### Request
Go through the entries below and pick out every line with "this".
<<<<
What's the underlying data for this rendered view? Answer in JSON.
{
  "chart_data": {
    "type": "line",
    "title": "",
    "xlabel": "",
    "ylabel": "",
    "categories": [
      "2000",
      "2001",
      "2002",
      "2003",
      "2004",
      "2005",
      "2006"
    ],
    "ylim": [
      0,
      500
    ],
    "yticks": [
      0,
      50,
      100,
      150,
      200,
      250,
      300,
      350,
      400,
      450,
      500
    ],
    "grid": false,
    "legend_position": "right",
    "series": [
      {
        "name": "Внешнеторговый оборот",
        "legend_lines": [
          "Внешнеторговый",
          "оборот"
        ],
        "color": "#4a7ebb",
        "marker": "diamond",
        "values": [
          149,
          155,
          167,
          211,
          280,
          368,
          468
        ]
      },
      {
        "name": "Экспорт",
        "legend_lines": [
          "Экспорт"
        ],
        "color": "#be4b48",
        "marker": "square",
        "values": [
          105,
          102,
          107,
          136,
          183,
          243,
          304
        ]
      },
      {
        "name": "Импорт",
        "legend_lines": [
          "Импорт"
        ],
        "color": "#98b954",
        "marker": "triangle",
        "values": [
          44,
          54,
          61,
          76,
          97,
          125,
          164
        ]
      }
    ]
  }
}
>>>>
<<<<
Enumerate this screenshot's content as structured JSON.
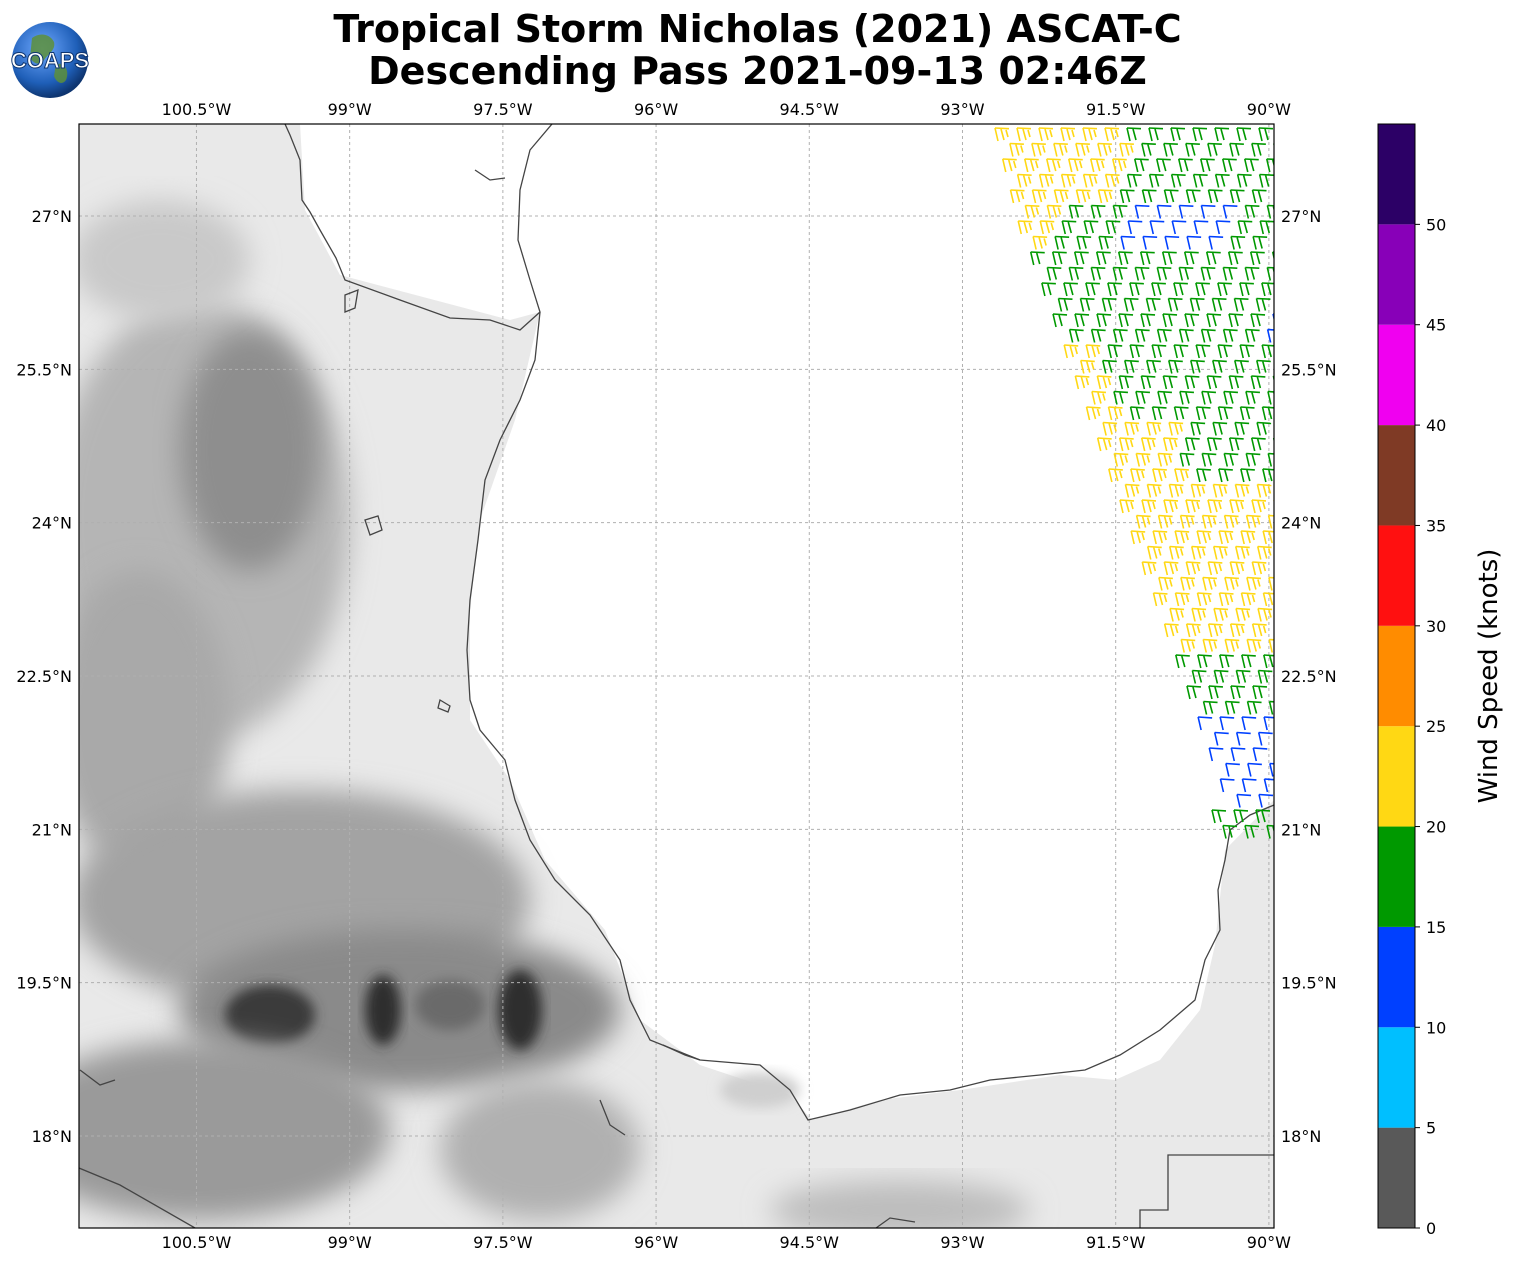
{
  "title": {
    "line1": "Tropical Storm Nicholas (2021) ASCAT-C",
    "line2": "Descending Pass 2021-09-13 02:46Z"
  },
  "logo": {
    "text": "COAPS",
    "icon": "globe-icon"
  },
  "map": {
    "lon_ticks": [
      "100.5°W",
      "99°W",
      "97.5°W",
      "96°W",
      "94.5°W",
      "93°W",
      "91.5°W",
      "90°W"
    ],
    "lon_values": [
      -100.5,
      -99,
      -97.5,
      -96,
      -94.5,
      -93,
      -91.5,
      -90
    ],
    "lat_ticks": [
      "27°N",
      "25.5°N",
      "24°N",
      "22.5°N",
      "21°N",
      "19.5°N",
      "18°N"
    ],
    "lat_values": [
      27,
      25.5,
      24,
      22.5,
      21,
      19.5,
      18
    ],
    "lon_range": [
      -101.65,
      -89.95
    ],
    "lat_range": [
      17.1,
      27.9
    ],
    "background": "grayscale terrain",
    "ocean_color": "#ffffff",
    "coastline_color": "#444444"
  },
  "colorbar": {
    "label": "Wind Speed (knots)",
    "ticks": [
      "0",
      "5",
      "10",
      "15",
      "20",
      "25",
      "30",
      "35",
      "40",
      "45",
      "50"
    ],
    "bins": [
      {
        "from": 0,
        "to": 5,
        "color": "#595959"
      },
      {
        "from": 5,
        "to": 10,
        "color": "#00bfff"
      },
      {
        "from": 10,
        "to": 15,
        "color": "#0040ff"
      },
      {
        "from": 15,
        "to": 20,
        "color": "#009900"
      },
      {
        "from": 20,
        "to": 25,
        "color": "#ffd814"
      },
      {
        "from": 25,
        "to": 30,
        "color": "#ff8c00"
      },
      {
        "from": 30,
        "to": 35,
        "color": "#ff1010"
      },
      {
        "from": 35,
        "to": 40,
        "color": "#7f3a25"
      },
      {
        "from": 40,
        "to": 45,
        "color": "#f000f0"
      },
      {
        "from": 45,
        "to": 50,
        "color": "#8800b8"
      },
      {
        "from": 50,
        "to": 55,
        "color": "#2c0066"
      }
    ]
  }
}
>>>>
### Problem solution
What's the underlying data for this rendered view? Answer in JSON.
Enumerate this screenshot's content as structured JSON.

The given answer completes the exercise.